(INSTRUCTION)
Reproduce each line of the records below verbatim, without any alteration.
--- Start STORED DATA ---
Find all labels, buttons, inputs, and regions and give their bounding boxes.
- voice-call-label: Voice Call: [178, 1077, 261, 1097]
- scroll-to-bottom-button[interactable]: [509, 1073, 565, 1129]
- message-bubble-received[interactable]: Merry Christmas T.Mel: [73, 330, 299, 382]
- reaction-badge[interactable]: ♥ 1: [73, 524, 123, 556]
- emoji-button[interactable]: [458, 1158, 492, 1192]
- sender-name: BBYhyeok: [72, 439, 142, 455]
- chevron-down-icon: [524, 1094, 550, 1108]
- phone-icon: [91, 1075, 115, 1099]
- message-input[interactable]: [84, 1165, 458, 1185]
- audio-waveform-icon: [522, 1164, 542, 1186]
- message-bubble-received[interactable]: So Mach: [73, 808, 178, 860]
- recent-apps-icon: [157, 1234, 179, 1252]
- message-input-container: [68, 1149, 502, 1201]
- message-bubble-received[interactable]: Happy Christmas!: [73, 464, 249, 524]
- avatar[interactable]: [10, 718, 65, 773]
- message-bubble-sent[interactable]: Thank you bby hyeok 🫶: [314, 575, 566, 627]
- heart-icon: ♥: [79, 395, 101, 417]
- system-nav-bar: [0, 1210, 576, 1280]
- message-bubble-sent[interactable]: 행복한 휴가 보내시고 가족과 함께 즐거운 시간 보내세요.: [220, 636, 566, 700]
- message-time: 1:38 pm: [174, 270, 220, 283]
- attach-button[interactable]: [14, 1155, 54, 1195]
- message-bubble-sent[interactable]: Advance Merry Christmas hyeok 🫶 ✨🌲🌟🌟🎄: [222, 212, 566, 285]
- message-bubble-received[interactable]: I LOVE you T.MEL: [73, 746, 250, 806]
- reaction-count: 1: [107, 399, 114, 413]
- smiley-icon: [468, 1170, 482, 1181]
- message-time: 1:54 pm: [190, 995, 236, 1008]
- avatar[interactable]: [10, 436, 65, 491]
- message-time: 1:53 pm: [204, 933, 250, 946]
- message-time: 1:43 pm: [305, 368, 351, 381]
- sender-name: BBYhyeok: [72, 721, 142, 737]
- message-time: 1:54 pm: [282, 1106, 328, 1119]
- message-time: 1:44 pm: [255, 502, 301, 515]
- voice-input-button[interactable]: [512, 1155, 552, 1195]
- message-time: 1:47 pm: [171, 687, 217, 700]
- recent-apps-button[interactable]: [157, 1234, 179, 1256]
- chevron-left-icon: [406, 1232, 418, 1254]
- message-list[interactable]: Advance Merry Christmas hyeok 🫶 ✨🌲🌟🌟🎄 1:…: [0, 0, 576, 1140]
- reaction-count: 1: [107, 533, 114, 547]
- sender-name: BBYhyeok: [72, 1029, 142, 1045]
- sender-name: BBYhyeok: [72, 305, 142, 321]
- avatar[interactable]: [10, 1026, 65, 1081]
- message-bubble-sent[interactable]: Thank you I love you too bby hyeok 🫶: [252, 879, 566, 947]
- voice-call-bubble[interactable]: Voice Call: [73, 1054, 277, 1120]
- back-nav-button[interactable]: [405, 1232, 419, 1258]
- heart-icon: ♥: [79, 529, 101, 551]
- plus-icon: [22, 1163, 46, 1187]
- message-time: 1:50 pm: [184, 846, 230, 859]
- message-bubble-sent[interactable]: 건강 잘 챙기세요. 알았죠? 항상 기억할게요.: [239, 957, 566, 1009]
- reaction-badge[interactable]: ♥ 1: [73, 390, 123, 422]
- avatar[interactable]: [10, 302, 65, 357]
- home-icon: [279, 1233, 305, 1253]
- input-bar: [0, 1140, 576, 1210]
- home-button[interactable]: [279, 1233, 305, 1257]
--- End STORED DATA ---
(REPLY TO THE TASK)
Find all labels, buttons, inputs, and regions and give their bounding boxes.
- voice-call-label: Voice Call: [178, 1077, 261, 1097]
- scroll-to-bottom-button[interactable]: [509, 1073, 565, 1129]
- message-bubble-received[interactable]: Merry Christmas T.Mel: [73, 330, 299, 382]
- reaction-badge[interactable]: ♥ 1: [73, 524, 123, 556]
- emoji-button[interactable]: [458, 1158, 492, 1192]
- sender-name: BBYhyeok: [72, 439, 142, 455]
- chevron-down-icon: [524, 1094, 550, 1108]
- phone-icon: [91, 1075, 115, 1099]
- message-input[interactable]: [84, 1165, 458, 1185]
- audio-waveform-icon: [522, 1164, 542, 1186]
- message-bubble-received[interactable]: So Mach: [73, 808, 178, 860]
- recent-apps-icon: [157, 1234, 179, 1252]
- message-input-container: [68, 1149, 502, 1201]
- message-bubble-received[interactable]: Happy Christmas!: [73, 464, 249, 524]
- avatar[interactable]: [10, 718, 65, 773]
- message-bubble-sent[interactable]: Thank you bby hyeok 🫶: [314, 575, 566, 627]
- heart-icon: ♥: [79, 395, 101, 417]
- system-nav-bar: [0, 1210, 576, 1280]
- message-bubble-sent[interactable]: 행복한 휴가 보내시고 가족과 함께 즐거운 시간 보내세요.: [220, 636, 566, 700]
- message-time: 1:38 pm: [174, 270, 220, 283]
- attach-button[interactable]: [14, 1155, 54, 1195]
- message-bubble-sent[interactable]: Advance Merry Christmas hyeok 🫶 ✨🌲🌟🌟🎄: [222, 212, 566, 285]
- message-bubble-received[interactable]: I LOVE you T.MEL: [73, 746, 250, 806]
- reaction-count: 1: [107, 399, 114, 413]
- smiley-icon: [468, 1170, 482, 1181]
- message-time: 1:54 pm: [190, 995, 236, 1008]
- avatar[interactable]: [10, 436, 65, 491]
- message-time: 1:53 pm: [204, 933, 250, 946]
- message-time: 1:43 pm: [305, 368, 351, 381]
- sender-name: BBYhyeok: [72, 721, 142, 737]
- message-time: 1:54 pm: [282, 1106, 328, 1119]
- message-time: 1:44 pm: [255, 502, 301, 515]
- voice-input-button[interactable]: [512, 1155, 552, 1195]
- message-time: 1:47 pm: [171, 687, 217, 700]
- recent-apps-button[interactable]: [157, 1234, 179, 1256]
- chevron-left-icon: [406, 1232, 418, 1254]
- message-list[interactable]: Advance Merry Christmas hyeok 🫶 ✨🌲🌟🌟🎄 1:…: [0, 0, 576, 1140]
- reaction-count: 1: [107, 533, 114, 547]
- sender-name: BBYhyeok: [72, 1029, 142, 1045]
- sender-name: BBYhyeok: [72, 305, 142, 321]
- avatar[interactable]: [10, 1026, 65, 1081]
- message-bubble-sent[interactable]: Thank you I love you too bby hyeok 🫶: [252, 879, 566, 947]
- voice-call-bubble[interactable]: Voice Call: [73, 1054, 277, 1120]
- back-nav-button[interactable]: [405, 1232, 419, 1258]
- heart-icon: ♥: [79, 529, 101, 551]
- plus-icon: [22, 1163, 46, 1187]
- message-time: 1:50 pm: [184, 846, 230, 859]
- message-bubble-sent[interactable]: 건강 잘 챙기세요. 알았죠? 항상 기억할게요.: [239, 957, 566, 1009]
- reaction-badge[interactable]: ♥ 1: [73, 390, 123, 422]
- avatar[interactable]: [10, 302, 65, 357]
- home-icon: [279, 1233, 305, 1253]
- input-bar: [0, 1140, 576, 1210]
- home-button[interactable]: [279, 1233, 305, 1257]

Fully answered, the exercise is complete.